# What is required:
Return the material exactly as supplied, apart from the pictures, which are omitted.

Data entries

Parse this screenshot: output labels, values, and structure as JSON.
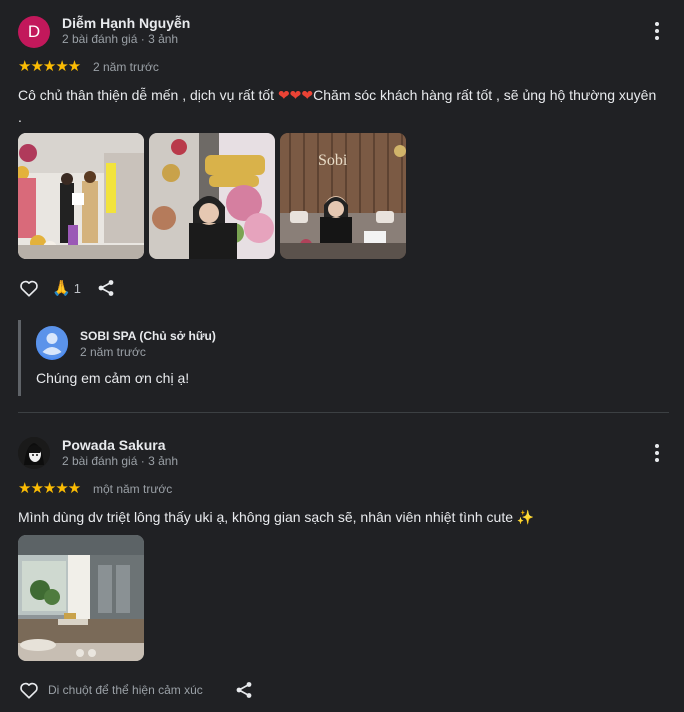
{
  "reviews": [
    {
      "author": "Diễm Hạnh Nguyễn",
      "avatar_letter": "D",
      "avatar_color": "#c2185b",
      "meta": "2 bài đánh giá · 3 ảnh",
      "stars": "★★★★★",
      "time": "2 năm trước",
      "text_part1": "Cô chủ thân thiện dễ mến , dịch vụ rất tốt ",
      "text_hearts": "❤❤❤",
      "text_part2": "Chăm sóc khách hàng rất tốt , sẽ ủng hộ thường xuyên .",
      "reaction_emoji": "🙏",
      "reaction_count": "1",
      "reply": {
        "owner": "SOBI SPA (Chủ sở hữu)",
        "time": "2 năm trước",
        "text": "Chúng em cảm ơn chị ạ!"
      }
    },
    {
      "author": "Powada Sakura",
      "meta": "2 bài đánh giá · 3 ảnh",
      "stars": "★★★★★",
      "time": "một năm trước",
      "text": "Mình dùng dv triệt lông thấy uki ạ, không gian sạch sẽ, nhân viên nhiệt tình cute ✨",
      "like_hint": "Di chuột để thể hiện cảm xúc"
    }
  ],
  "colors": {
    "star": "#fbbc04",
    "background": "#202124",
    "muted": "#9aa0a6"
  },
  "icons": [
    "more-vert-icon",
    "heart-outline-icon",
    "share-icon",
    "person-icon"
  ]
}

# Exercise response:
Parse this screenshot: output labels, values, and structure as JSON.
{
  "reviews": [
    {
      "author": "Diễm Hạnh Nguyễn",
      "avatar_letter": "D",
      "avatar_color": "#c2185b",
      "meta": "2 bài đánh giá · 3 ảnh",
      "stars": "★★★★★",
      "time": "2 năm trước",
      "text_part1": "Cô chủ thân thiện dễ mến , dịch vụ rất tốt ",
      "text_hearts": "❤❤❤",
      "text_part2": "Chăm sóc khách hàng rất tốt , sẽ ủng hộ thường xuyên .",
      "reaction_emoji": "🙏",
      "reaction_count": "1",
      "reply": {
        "owner": "SOBI SPA (Chủ sở hữu)",
        "time": "2 năm trước",
        "text": "Chúng em cảm ơn chị ạ!"
      }
    },
    {
      "author": "Powada Sakura",
      "meta": "2 bài đánh giá · 3 ảnh",
      "stars": "★★★★★",
      "time": "một năm trước",
      "text": "Mình dùng dv triệt lông thấy uki ạ, không gian sạch sẽ, nhân viên nhiệt tình cute ✨",
      "like_hint": "Di chuột để thể hiện cảm xúc"
    }
  ],
  "colors": {
    "star": "#fbbc04",
    "background": "#202124",
    "muted": "#9aa0a6"
  },
  "icons": [
    "more-vert-icon",
    "heart-outline-icon",
    "share-icon",
    "person-icon"
  ]
}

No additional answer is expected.